◆ Directive
Which lines hold the word "Gasoline"? Copy each of them.

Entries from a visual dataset
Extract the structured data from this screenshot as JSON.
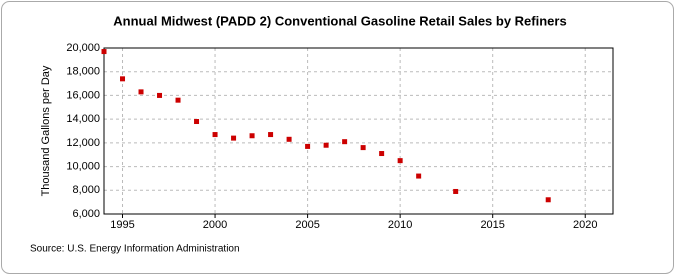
{
  "chart_data": {
    "type": "scatter",
    "title": "Annual Midwest (PADD 2) Conventional Gasoline Retail Sales by Refiners",
    "y_label": "Thousand Gallons per Day",
    "source": "Source: U.S. Energy Information Administration",
    "x": [
      1994,
      1995,
      1996,
      1997,
      1998,
      1999,
      2000,
      2001,
      2002,
      2003,
      2004,
      2005,
      2006,
      2007,
      2008,
      2009,
      2010,
      2011,
      2013,
      2018
    ],
    "series": [
      {
        "name": "Conventional Gasoline Retail Sales",
        "color": "#cc0000",
        "values": [
          19700,
          17400,
          16300,
          16000,
          15600,
          13800,
          12700,
          12400,
          12600,
          12700,
          12300,
          11700,
          11800,
          12100,
          11600,
          11100,
          10500,
          9200,
          7900,
          7200
        ]
      }
    ],
    "xlim": [
      1994,
      2021.5
    ],
    "xticks": [
      1995,
      2000,
      2005,
      2010,
      2015,
      2020
    ],
    "ylim": [
      6000,
      20000
    ],
    "yticks": [
      {
        "value": 6000,
        "label": "6,000"
      },
      {
        "value": 8000,
        "label": "8,000"
      },
      {
        "value": 10000,
        "label": "10,000"
      },
      {
        "value": 12000,
        "label": "12,000"
      },
      {
        "value": 14000,
        "label": "14,000"
      },
      {
        "value": 16000,
        "label": "16,000"
      },
      {
        "value": 18000,
        "label": "18,000"
      },
      {
        "value": 20000,
        "label": "20,000"
      }
    ],
    "grid": true
  }
}
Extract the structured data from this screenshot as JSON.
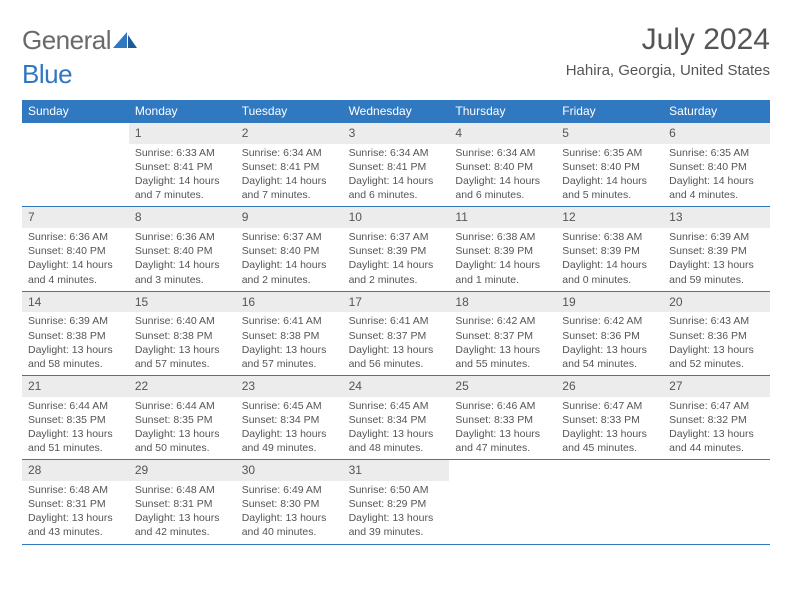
{
  "brand": {
    "part1": "General",
    "part2": "Blue"
  },
  "title": "July 2024",
  "location": "Hahira, Georgia, United States",
  "colors": {
    "header_bar": "#3078bf",
    "daynum_bg": "#ececec",
    "text": "#555555",
    "rule": "#3078bf"
  },
  "weekdays": [
    "Sunday",
    "Monday",
    "Tuesday",
    "Wednesday",
    "Thursday",
    "Friday",
    "Saturday"
  ],
  "weeks": [
    [
      {
        "n": "",
        "sr": "",
        "ss": "",
        "dl": ""
      },
      {
        "n": "1",
        "sr": "Sunrise: 6:33 AM",
        "ss": "Sunset: 8:41 PM",
        "dl": "Daylight: 14 hours and 7 minutes."
      },
      {
        "n": "2",
        "sr": "Sunrise: 6:34 AM",
        "ss": "Sunset: 8:41 PM",
        "dl": "Daylight: 14 hours and 7 minutes."
      },
      {
        "n": "3",
        "sr": "Sunrise: 6:34 AM",
        "ss": "Sunset: 8:41 PM",
        "dl": "Daylight: 14 hours and 6 minutes."
      },
      {
        "n": "4",
        "sr": "Sunrise: 6:34 AM",
        "ss": "Sunset: 8:40 PM",
        "dl": "Daylight: 14 hours and 6 minutes."
      },
      {
        "n": "5",
        "sr": "Sunrise: 6:35 AM",
        "ss": "Sunset: 8:40 PM",
        "dl": "Daylight: 14 hours and 5 minutes."
      },
      {
        "n": "6",
        "sr": "Sunrise: 6:35 AM",
        "ss": "Sunset: 8:40 PM",
        "dl": "Daylight: 14 hours and 4 minutes."
      }
    ],
    [
      {
        "n": "7",
        "sr": "Sunrise: 6:36 AM",
        "ss": "Sunset: 8:40 PM",
        "dl": "Daylight: 14 hours and 4 minutes."
      },
      {
        "n": "8",
        "sr": "Sunrise: 6:36 AM",
        "ss": "Sunset: 8:40 PM",
        "dl": "Daylight: 14 hours and 3 minutes."
      },
      {
        "n": "9",
        "sr": "Sunrise: 6:37 AM",
        "ss": "Sunset: 8:40 PM",
        "dl": "Daylight: 14 hours and 2 minutes."
      },
      {
        "n": "10",
        "sr": "Sunrise: 6:37 AM",
        "ss": "Sunset: 8:39 PM",
        "dl": "Daylight: 14 hours and 2 minutes."
      },
      {
        "n": "11",
        "sr": "Sunrise: 6:38 AM",
        "ss": "Sunset: 8:39 PM",
        "dl": "Daylight: 14 hours and 1 minute."
      },
      {
        "n": "12",
        "sr": "Sunrise: 6:38 AM",
        "ss": "Sunset: 8:39 PM",
        "dl": "Daylight: 14 hours and 0 minutes."
      },
      {
        "n": "13",
        "sr": "Sunrise: 6:39 AM",
        "ss": "Sunset: 8:39 PM",
        "dl": "Daylight: 13 hours and 59 minutes."
      }
    ],
    [
      {
        "n": "14",
        "sr": "Sunrise: 6:39 AM",
        "ss": "Sunset: 8:38 PM",
        "dl": "Daylight: 13 hours and 58 minutes."
      },
      {
        "n": "15",
        "sr": "Sunrise: 6:40 AM",
        "ss": "Sunset: 8:38 PM",
        "dl": "Daylight: 13 hours and 57 minutes."
      },
      {
        "n": "16",
        "sr": "Sunrise: 6:41 AM",
        "ss": "Sunset: 8:38 PM",
        "dl": "Daylight: 13 hours and 57 minutes."
      },
      {
        "n": "17",
        "sr": "Sunrise: 6:41 AM",
        "ss": "Sunset: 8:37 PM",
        "dl": "Daylight: 13 hours and 56 minutes."
      },
      {
        "n": "18",
        "sr": "Sunrise: 6:42 AM",
        "ss": "Sunset: 8:37 PM",
        "dl": "Daylight: 13 hours and 55 minutes."
      },
      {
        "n": "19",
        "sr": "Sunrise: 6:42 AM",
        "ss": "Sunset: 8:36 PM",
        "dl": "Daylight: 13 hours and 54 minutes."
      },
      {
        "n": "20",
        "sr": "Sunrise: 6:43 AM",
        "ss": "Sunset: 8:36 PM",
        "dl": "Daylight: 13 hours and 52 minutes."
      }
    ],
    [
      {
        "n": "21",
        "sr": "Sunrise: 6:44 AM",
        "ss": "Sunset: 8:35 PM",
        "dl": "Daylight: 13 hours and 51 minutes."
      },
      {
        "n": "22",
        "sr": "Sunrise: 6:44 AM",
        "ss": "Sunset: 8:35 PM",
        "dl": "Daylight: 13 hours and 50 minutes."
      },
      {
        "n": "23",
        "sr": "Sunrise: 6:45 AM",
        "ss": "Sunset: 8:34 PM",
        "dl": "Daylight: 13 hours and 49 minutes."
      },
      {
        "n": "24",
        "sr": "Sunrise: 6:45 AM",
        "ss": "Sunset: 8:34 PM",
        "dl": "Daylight: 13 hours and 48 minutes."
      },
      {
        "n": "25",
        "sr": "Sunrise: 6:46 AM",
        "ss": "Sunset: 8:33 PM",
        "dl": "Daylight: 13 hours and 47 minutes."
      },
      {
        "n": "26",
        "sr": "Sunrise: 6:47 AM",
        "ss": "Sunset: 8:33 PM",
        "dl": "Daylight: 13 hours and 45 minutes."
      },
      {
        "n": "27",
        "sr": "Sunrise: 6:47 AM",
        "ss": "Sunset: 8:32 PM",
        "dl": "Daylight: 13 hours and 44 minutes."
      }
    ],
    [
      {
        "n": "28",
        "sr": "Sunrise: 6:48 AM",
        "ss": "Sunset: 8:31 PM",
        "dl": "Daylight: 13 hours and 43 minutes."
      },
      {
        "n": "29",
        "sr": "Sunrise: 6:48 AM",
        "ss": "Sunset: 8:31 PM",
        "dl": "Daylight: 13 hours and 42 minutes."
      },
      {
        "n": "30",
        "sr": "Sunrise: 6:49 AM",
        "ss": "Sunset: 8:30 PM",
        "dl": "Daylight: 13 hours and 40 minutes."
      },
      {
        "n": "31",
        "sr": "Sunrise: 6:50 AM",
        "ss": "Sunset: 8:29 PM",
        "dl": "Daylight: 13 hours and 39 minutes."
      },
      {
        "n": "",
        "sr": "",
        "ss": "",
        "dl": ""
      },
      {
        "n": "",
        "sr": "",
        "ss": "",
        "dl": ""
      },
      {
        "n": "",
        "sr": "",
        "ss": "",
        "dl": ""
      }
    ]
  ]
}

◆ Task answer
    "title": "Annual Midwest (PADD 2) Conventional Gasoline Retail Sales by Refiners",
        "name": "Conventional Gasoline Retail Sales",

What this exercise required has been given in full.